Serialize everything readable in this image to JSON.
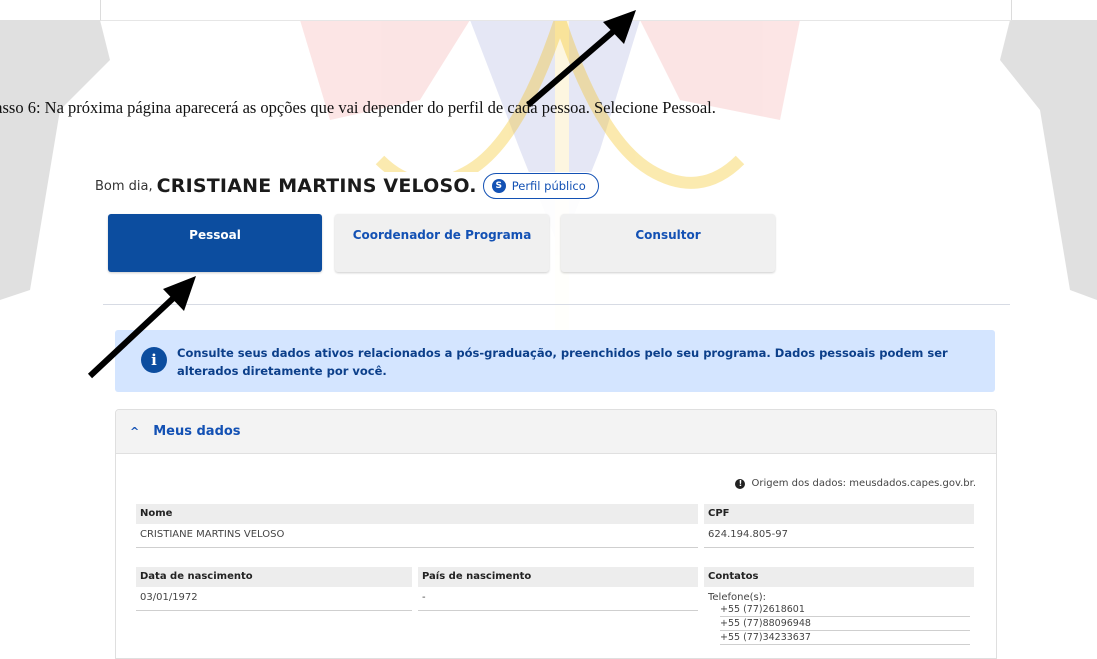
{
  "instruction": "Passo 6: Na próxima página aparecerá as opções que vai depender do perfil de cada pessoa. Selecione Pessoal.",
  "header": {
    "greeting_prefix": "Bom dia,",
    "user_name": "CRISTIANE MARTINS VELOSO.",
    "public_profile_icon": "S",
    "public_profile_label": "Perfil público"
  },
  "tabs": [
    {
      "label": "Pessoal",
      "active": true
    },
    {
      "label": "Coordenador de Programa",
      "active": false
    },
    {
      "label": "Consultor",
      "active": false
    }
  ],
  "alert": {
    "icon": "i",
    "text": "Consulte seus dados ativos relacionados a pós-graduação, preenchidos pelo seu programa. Dados pessoais podem ser alterados diretamente por você."
  },
  "section": {
    "title": "Meus dados",
    "source_icon": "!",
    "source_text": "Origem dos dados: meusdados.capes.gov.br.",
    "fields": {
      "nome": {
        "label": "Nome",
        "value": "CRISTIANE MARTINS VELOSO"
      },
      "cpf": {
        "label": "CPF",
        "value": "624.194.805-97"
      },
      "nascimento": {
        "label": "Data de nascimento",
        "value": "03/01/1972"
      },
      "pais": {
        "label": "País de nascimento",
        "value": "-"
      },
      "contatos": {
        "label": "Contatos",
        "phones_label": "Telefone(s):",
        "phones": [
          "+55 (77)2618601",
          "+55 (77)88096948",
          "+55 (77)34233637"
        ]
      }
    }
  },
  "colors": {
    "primary": "#0c4d9f",
    "link": "#1351b4",
    "alert_bg": "#d4e5ff",
    "watermark_blue": "#3f51b5",
    "watermark_red": "#e53935",
    "watermark_yellow": "#f4c21a"
  }
}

——————————

▶ PROBLEM DETAILS: All the lines above are to be reproduced exactly, except the pictures.

▶ EXPECTED ANSWER:
Serialize everything readable in this image to JSON.
{
  "instruction": "Passo 6: Na próxima página aparecerá as opções que vai depender do perfil de cada pessoa. Selecione Pessoal.",
  "header": {
    "greeting_prefix": "Bom dia,",
    "user_name": "CRISTIANE MARTINS VELOSO.",
    "public_profile_icon": "S",
    "public_profile_label": "Perfil público"
  },
  "tabs": [
    {
      "label": "Pessoal",
      "active": true
    },
    {
      "label": "Coordenador de Programa",
      "active": false
    },
    {
      "label": "Consultor",
      "active": false
    }
  ],
  "alert": {
    "icon": "i",
    "text": "Consulte seus dados ativos relacionados a pós-graduação, preenchidos pelo seu programa. Dados pessoais podem ser alterados diretamente por você."
  },
  "section": {
    "title": "Meus dados",
    "source_icon": "!",
    "source_text": "Origem dos dados: meusdados.capes.gov.br.",
    "fields": {
      "nome": {
        "label": "Nome",
        "value": "CRISTIANE MARTINS VELOSO"
      },
      "cpf": {
        "label": "CPF",
        "value": "624.194.805-97"
      },
      "nascimento": {
        "label": "Data de nascimento",
        "value": "03/01/1972"
      },
      "pais": {
        "label": "País de nascimento",
        "value": "-"
      },
      "contatos": {
        "label": "Contatos",
        "phones_label": "Telefone(s):",
        "phones": [
          "+55 (77)2618601",
          "+55 (77)88096948",
          "+55 (77)34233637"
        ]
      }
    }
  },
  "colors": {
    "primary": "#0c4d9f",
    "link": "#1351b4",
    "alert_bg": "#d4e5ff",
    "watermark_blue": "#3f51b5",
    "watermark_red": "#e53935",
    "watermark_yellow": "#f4c21a"
  }
}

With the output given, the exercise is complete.